_TO BE DONE_
Look over the lines below. Report each one that includes the string "Estimated".

_EXTRACTED ENTRIES_

* BEGIN *

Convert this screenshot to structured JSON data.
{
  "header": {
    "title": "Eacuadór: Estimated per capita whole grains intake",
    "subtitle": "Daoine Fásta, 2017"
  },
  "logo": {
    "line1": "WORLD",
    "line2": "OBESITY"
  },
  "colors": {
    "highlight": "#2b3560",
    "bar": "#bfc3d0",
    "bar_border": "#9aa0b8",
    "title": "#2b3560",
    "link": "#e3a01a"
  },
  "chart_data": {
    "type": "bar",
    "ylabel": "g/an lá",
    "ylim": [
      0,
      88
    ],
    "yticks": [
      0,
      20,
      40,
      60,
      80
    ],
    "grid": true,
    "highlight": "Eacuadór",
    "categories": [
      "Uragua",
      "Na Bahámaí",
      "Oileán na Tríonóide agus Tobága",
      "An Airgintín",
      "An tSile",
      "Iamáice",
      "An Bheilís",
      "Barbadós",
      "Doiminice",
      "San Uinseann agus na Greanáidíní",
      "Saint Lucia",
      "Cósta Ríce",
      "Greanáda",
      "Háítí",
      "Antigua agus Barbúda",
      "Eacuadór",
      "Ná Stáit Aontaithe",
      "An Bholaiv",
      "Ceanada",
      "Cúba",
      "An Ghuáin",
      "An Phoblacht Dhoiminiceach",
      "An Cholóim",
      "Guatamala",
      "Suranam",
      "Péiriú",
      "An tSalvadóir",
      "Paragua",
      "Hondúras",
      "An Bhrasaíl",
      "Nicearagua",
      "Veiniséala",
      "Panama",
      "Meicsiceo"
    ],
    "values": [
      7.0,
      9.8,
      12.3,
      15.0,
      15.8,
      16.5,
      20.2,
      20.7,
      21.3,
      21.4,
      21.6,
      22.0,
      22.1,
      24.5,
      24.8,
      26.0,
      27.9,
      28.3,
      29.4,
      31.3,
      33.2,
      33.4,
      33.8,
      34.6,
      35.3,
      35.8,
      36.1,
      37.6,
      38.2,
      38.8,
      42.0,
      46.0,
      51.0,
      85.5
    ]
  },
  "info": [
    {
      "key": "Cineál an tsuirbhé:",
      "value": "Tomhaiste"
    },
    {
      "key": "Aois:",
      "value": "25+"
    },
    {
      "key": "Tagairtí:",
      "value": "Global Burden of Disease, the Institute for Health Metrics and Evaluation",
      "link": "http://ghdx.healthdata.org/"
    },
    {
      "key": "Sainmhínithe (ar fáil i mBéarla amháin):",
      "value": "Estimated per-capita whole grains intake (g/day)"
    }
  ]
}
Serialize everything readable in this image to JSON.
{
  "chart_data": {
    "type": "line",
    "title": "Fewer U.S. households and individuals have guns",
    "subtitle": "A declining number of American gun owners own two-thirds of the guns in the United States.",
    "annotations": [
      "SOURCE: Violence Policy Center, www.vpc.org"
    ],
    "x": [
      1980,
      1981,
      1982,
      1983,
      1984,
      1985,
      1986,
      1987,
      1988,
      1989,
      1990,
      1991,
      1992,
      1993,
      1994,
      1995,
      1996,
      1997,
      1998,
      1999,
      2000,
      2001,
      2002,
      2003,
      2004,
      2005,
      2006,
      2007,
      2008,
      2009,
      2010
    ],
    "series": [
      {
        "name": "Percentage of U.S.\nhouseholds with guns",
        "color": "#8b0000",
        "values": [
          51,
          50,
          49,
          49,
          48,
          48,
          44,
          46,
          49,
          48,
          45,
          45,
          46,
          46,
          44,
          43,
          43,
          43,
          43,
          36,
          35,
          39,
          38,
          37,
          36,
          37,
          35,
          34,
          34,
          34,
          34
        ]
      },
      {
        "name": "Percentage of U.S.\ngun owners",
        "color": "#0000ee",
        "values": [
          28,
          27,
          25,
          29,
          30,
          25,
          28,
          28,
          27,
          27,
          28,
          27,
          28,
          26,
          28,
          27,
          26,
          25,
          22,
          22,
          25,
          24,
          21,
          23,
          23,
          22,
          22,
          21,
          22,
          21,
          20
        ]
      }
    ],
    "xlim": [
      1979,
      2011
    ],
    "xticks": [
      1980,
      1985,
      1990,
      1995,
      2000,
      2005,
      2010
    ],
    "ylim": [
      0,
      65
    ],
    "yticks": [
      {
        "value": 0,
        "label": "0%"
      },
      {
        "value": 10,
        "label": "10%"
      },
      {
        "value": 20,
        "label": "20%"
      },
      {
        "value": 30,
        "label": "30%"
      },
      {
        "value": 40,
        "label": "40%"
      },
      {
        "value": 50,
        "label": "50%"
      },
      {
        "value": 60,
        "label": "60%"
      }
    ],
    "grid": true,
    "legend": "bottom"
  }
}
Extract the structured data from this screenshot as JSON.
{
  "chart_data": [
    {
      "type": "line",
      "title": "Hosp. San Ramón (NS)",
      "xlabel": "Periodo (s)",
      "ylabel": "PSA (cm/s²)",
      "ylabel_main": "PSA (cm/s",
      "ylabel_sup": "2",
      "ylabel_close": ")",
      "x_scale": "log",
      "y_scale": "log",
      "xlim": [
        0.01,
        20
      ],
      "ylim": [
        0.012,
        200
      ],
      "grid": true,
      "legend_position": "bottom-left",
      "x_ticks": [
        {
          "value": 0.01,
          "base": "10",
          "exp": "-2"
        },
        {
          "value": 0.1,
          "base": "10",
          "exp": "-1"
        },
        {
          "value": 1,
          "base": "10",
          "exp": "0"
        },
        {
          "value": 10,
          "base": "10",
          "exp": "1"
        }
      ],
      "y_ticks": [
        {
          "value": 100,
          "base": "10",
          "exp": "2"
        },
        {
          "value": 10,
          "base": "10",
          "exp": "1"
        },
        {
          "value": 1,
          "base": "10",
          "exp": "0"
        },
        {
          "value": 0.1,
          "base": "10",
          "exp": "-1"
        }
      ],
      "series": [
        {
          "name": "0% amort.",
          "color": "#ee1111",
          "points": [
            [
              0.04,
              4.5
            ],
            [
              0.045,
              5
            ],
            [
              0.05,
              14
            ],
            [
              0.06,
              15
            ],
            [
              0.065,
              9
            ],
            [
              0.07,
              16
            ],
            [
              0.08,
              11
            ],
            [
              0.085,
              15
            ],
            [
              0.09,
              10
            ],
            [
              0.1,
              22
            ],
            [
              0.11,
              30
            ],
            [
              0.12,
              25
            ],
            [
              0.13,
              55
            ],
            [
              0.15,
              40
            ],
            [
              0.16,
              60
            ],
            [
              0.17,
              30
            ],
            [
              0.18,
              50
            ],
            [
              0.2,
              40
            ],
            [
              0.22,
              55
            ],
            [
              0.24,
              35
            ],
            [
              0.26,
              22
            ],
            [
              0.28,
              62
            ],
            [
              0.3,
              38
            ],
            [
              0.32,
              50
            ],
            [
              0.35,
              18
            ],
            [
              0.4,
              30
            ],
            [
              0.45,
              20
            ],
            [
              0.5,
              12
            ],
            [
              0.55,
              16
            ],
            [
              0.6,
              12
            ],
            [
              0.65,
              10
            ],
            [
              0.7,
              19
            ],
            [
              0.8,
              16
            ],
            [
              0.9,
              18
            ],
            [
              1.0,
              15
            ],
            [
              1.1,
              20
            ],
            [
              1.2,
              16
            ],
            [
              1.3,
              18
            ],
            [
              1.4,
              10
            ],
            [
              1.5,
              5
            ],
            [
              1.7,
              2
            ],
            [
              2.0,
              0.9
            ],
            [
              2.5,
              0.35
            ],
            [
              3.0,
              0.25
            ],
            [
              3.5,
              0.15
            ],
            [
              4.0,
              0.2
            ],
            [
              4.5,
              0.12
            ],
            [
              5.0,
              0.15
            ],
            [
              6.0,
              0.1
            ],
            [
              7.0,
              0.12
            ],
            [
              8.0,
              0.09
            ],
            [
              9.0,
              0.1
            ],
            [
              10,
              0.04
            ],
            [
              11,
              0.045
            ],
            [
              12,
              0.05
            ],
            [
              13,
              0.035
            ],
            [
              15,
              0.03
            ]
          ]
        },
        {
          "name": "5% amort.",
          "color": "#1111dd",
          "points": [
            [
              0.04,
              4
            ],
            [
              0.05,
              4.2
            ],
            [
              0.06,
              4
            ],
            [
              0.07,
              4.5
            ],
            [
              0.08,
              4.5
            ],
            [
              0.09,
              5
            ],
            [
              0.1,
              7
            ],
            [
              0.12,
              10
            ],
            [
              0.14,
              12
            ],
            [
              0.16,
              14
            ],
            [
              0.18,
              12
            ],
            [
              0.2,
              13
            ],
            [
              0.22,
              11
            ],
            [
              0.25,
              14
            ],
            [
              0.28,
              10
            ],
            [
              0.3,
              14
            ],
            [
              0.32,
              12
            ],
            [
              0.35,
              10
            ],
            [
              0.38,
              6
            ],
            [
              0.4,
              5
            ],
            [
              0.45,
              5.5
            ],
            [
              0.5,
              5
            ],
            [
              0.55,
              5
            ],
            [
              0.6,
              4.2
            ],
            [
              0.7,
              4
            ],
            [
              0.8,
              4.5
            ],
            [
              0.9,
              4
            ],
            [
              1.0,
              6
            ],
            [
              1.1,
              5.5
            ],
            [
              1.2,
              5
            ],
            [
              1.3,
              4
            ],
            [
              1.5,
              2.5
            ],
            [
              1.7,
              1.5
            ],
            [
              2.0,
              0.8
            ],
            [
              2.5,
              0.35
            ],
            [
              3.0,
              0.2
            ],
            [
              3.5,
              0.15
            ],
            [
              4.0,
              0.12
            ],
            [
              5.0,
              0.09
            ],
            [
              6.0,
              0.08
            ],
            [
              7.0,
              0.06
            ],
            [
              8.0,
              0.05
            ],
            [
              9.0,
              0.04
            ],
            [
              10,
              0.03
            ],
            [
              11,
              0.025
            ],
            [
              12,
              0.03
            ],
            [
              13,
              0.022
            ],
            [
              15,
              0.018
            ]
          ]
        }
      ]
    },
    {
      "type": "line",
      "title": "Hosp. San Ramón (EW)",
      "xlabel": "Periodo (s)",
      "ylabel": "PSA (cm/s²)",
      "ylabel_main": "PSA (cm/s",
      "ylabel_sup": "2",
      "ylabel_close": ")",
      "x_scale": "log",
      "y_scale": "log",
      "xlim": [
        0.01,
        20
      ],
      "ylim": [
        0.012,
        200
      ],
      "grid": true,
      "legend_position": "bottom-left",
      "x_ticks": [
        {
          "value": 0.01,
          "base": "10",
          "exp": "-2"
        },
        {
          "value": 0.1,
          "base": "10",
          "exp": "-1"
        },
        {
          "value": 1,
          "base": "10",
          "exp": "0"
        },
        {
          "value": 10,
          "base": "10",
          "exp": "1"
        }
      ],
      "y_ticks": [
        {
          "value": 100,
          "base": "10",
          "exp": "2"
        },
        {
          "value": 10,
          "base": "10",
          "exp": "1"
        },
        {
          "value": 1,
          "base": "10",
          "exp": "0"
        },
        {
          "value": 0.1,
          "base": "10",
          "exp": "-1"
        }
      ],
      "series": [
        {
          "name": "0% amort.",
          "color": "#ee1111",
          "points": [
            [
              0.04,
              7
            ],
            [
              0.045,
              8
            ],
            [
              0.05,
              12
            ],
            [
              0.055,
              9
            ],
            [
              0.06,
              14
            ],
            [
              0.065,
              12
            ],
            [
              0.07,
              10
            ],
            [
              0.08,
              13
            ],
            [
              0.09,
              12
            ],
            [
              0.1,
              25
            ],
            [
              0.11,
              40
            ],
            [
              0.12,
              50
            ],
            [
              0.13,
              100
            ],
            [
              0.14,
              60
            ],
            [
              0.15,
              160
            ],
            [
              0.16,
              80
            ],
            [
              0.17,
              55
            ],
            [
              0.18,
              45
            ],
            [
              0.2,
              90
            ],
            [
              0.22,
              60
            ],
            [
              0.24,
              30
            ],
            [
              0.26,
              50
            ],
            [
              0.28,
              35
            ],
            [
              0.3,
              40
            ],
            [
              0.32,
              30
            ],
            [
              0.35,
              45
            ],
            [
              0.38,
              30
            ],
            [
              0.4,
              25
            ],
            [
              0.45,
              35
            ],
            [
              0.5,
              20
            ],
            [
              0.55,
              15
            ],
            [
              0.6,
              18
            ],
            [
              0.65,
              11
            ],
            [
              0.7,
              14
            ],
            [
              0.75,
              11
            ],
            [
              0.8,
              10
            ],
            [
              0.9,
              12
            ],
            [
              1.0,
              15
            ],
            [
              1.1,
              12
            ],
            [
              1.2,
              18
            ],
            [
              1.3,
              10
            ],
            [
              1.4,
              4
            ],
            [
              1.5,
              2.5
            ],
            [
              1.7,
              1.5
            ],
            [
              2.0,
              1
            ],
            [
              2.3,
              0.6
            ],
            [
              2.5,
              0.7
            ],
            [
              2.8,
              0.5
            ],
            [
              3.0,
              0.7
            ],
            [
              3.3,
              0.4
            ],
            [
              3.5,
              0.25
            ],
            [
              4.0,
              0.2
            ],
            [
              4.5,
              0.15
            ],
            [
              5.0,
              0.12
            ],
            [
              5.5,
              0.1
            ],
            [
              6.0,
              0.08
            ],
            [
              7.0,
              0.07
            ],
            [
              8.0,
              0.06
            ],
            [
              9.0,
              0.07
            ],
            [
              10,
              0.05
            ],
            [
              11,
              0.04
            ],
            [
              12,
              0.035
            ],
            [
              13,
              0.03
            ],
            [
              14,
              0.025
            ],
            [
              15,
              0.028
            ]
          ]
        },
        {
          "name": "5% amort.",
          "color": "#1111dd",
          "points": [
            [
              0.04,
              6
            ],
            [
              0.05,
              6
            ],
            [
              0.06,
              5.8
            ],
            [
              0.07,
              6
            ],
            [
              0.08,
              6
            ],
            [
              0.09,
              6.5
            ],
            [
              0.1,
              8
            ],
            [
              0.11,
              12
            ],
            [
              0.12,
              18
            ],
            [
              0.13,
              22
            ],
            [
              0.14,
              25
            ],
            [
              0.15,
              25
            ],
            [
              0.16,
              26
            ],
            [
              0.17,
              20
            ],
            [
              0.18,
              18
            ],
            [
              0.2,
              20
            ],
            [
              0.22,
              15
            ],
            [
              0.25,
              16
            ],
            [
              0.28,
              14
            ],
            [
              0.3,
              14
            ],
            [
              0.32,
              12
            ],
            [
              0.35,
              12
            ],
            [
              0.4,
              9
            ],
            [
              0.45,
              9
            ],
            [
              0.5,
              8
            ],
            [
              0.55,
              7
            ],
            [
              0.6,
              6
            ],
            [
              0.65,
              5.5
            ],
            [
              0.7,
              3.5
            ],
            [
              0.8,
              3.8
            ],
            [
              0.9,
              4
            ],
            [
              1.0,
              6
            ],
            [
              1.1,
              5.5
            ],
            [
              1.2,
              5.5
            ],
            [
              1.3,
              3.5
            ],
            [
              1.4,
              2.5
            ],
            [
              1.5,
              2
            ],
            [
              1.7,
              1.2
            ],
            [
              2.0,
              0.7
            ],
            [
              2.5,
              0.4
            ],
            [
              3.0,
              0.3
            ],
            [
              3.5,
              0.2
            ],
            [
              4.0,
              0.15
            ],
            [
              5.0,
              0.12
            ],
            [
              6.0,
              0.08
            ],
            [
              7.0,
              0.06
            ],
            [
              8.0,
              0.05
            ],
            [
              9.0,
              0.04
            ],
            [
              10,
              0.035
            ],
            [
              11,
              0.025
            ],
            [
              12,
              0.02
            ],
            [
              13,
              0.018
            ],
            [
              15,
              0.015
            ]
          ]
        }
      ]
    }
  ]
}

* END *

_THE SOLUTION_
    "title": "Eacuadór: Estimated per capita whole grains intake",
      "value": "Estimated per-capita whole grains intake (g/day)"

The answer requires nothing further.